Written problem
Each line of the listing must be transcribed exactly, except for the images, which should be excluded.

Dataset rows about figures:

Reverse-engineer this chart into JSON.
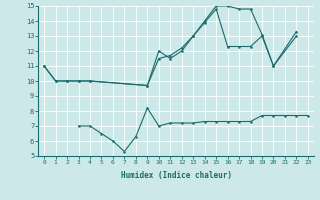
{
  "xlabel": "Humidex (Indice chaleur)",
  "xlim": [
    -0.5,
    23.5
  ],
  "ylim": [
    5,
    15
  ],
  "xticks": [
    0,
    1,
    2,
    3,
    4,
    5,
    6,
    7,
    8,
    9,
    10,
    11,
    12,
    13,
    14,
    15,
    16,
    17,
    18,
    19,
    20,
    21,
    22,
    23
  ],
  "yticks": [
    5,
    6,
    7,
    8,
    9,
    10,
    11,
    12,
    13,
    14,
    15
  ],
  "bg_color": "#cce8e8",
  "line_color": "#1a6b6b",
  "grid_color": "#ffffff",
  "s1_x": [
    0,
    1,
    2,
    3,
    4,
    9,
    10,
    11,
    12,
    13,
    14,
    15,
    16,
    17,
    18,
    19,
    20,
    22
  ],
  "s1_y": [
    11,
    10,
    10,
    10,
    10,
    9.7,
    12.0,
    11.5,
    12.0,
    13.0,
    14.0,
    15.0,
    15.0,
    14.8,
    14.8,
    13.1,
    11.0,
    13.0
  ],
  "s2_x": [
    0,
    1,
    2,
    3,
    4,
    9,
    10,
    11,
    12,
    13,
    14,
    15,
    16,
    17,
    18,
    19,
    20,
    22
  ],
  "s2_y": [
    11,
    10,
    10,
    10,
    10,
    9.7,
    11.5,
    11.7,
    12.2,
    13.0,
    13.9,
    14.8,
    12.3,
    12.3,
    12.3,
    13.0,
    11.0,
    13.3
  ],
  "s3_x": [
    3,
    4,
    5,
    6,
    7,
    8,
    9,
    10,
    11,
    12,
    13,
    14,
    15,
    16,
    17,
    18,
    19,
    20,
    21,
    22,
    23
  ],
  "s3_y": [
    7.0,
    7.0,
    6.5,
    6.0,
    5.3,
    6.3,
    8.2,
    7.0,
    7.2,
    7.2,
    7.2,
    7.3,
    7.3,
    7.3,
    7.3,
    7.3,
    7.7,
    7.7,
    7.7,
    7.7,
    7.7
  ]
}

Problem solution
Reverse-engineer this chart into JSON.
{
  "xlabel": "Humidex (Indice chaleur)",
  "xlim": [
    -0.5,
    23.5
  ],
  "ylim": [
    5,
    15
  ],
  "xticks": [
    0,
    1,
    2,
    3,
    4,
    5,
    6,
    7,
    8,
    9,
    10,
    11,
    12,
    13,
    14,
    15,
    16,
    17,
    18,
    19,
    20,
    21,
    22,
    23
  ],
  "yticks": [
    5,
    6,
    7,
    8,
    9,
    10,
    11,
    12,
    13,
    14,
    15
  ],
  "bg_color": "#cce8e8",
  "line_color": "#1a6b6b",
  "grid_color": "#ffffff",
  "s1_x": [
    0,
    1,
    2,
    3,
    4,
    9,
    10,
    11,
    12,
    13,
    14,
    15,
    16,
    17,
    18,
    19,
    20,
    22
  ],
  "s1_y": [
    11,
    10,
    10,
    10,
    10,
    9.7,
    12.0,
    11.5,
    12.0,
    13.0,
    14.0,
    15.0,
    15.0,
    14.8,
    14.8,
    13.1,
    11.0,
    13.0
  ],
  "s2_x": [
    0,
    1,
    2,
    3,
    4,
    9,
    10,
    11,
    12,
    13,
    14,
    15,
    16,
    17,
    18,
    19,
    20,
    22
  ],
  "s2_y": [
    11,
    10,
    10,
    10,
    10,
    9.7,
    11.5,
    11.7,
    12.2,
    13.0,
    13.9,
    14.8,
    12.3,
    12.3,
    12.3,
    13.0,
    11.0,
    13.3
  ],
  "s3_x": [
    3,
    4,
    5,
    6,
    7,
    8,
    9,
    10,
    11,
    12,
    13,
    14,
    15,
    16,
    17,
    18,
    19,
    20,
    21,
    22,
    23
  ],
  "s3_y": [
    7.0,
    7.0,
    6.5,
    6.0,
    5.3,
    6.3,
    8.2,
    7.0,
    7.2,
    7.2,
    7.2,
    7.3,
    7.3,
    7.3,
    7.3,
    7.3,
    7.7,
    7.7,
    7.7,
    7.7,
    7.7
  ]
}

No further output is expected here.